DATA LISTING
---*---
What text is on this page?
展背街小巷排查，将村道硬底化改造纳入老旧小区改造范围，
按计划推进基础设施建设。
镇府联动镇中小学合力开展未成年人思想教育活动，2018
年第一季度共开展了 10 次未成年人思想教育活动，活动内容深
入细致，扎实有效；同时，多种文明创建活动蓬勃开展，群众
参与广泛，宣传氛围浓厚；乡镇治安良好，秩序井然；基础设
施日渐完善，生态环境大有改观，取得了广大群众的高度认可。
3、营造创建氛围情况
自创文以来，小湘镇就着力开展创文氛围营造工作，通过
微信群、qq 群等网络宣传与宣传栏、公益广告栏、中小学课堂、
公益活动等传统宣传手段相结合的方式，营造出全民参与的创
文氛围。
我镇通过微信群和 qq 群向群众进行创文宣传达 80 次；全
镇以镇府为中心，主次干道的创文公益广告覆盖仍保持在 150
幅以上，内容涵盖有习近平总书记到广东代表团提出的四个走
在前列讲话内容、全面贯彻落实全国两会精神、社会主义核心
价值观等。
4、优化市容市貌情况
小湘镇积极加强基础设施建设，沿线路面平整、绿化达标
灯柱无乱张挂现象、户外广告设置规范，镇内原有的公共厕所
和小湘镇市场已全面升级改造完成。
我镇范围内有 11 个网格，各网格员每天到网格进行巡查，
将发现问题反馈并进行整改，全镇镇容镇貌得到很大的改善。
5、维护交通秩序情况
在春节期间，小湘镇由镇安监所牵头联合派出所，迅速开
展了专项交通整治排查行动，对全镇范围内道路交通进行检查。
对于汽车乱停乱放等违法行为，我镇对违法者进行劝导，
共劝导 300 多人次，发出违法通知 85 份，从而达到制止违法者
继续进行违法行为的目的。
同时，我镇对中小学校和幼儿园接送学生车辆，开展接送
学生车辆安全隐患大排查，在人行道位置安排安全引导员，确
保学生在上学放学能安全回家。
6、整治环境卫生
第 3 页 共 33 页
---*---
GOAL
Reproduce every record, matching each line exactly.

OUTPUT FOR THIS TASK
What text is on this page?
展背街小巷排查，将村道硬底化改造纳入老旧小区改造范围，
按计划推进基础设施建设。
镇府联动镇中小学合力开展未成年人思想教育活动，2018
年第一季度共开展了 10 次未成年人思想教育活动，活动内容深
入细致，扎实有效；同时，多种文明创建活动蓬勃开展，群众
参与广泛，宣传氛围浓厚；乡镇治安良好，秩序井然；基础设
施日渐完善，生态环境大有改观，取得了广大群众的高度认可。
3、营造创建氛围情况
自创文以来，小湘镇就着力开展创文氛围营造工作，通过
微信群、qq 群等网络宣传与宣传栏、公益广告栏、中小学课堂、
公益活动等传统宣传手段相结合的方式，营造出全民参与的创
文氛围。
我镇通过微信群和 qq 群向群众进行创文宣传达 80 次；全
镇以镇府为中心，主次干道的创文公益广告覆盖仍保持在 150
幅以上，内容涵盖有习近平总书记到广东代表团提出的四个走
在前列讲话内容、全面贯彻落实全国两会精神、社会主义核心
价值观等。
4、优化市容市貌情况
小湘镇积极加强基础设施建设，沿线路面平整、绿化达标
灯柱无乱张挂现象、户外广告设置规范，镇内原有的公共厕所
和小湘镇市场已全面升级改造完成。
我镇范围内有 11 个网格，各网格员每天到网格进行巡查，
将发现问题反馈并进行整改，全镇镇容镇貌得到很大的改善。
5、维护交通秩序情况
在春节期间，小湘镇由镇安监所牵头联合派出所，迅速开
展了专项交通整治排查行动，对全镇范围内道路交通进行检查。
对于汽车乱停乱放等违法行为，我镇对违法者进行劝导，
共劝导 300 多人次，发出违法通知 85 份，从而达到制止违法者
继续进行违法行为的目的。
同时，我镇对中小学校和幼儿园接送学生车辆，开展接送
学生车辆安全隐患大排查，在人行道位置安排安全引导员，确
保学生在上学放学能安全回家。
6、整治环境卫生
第 3 页 共 33 页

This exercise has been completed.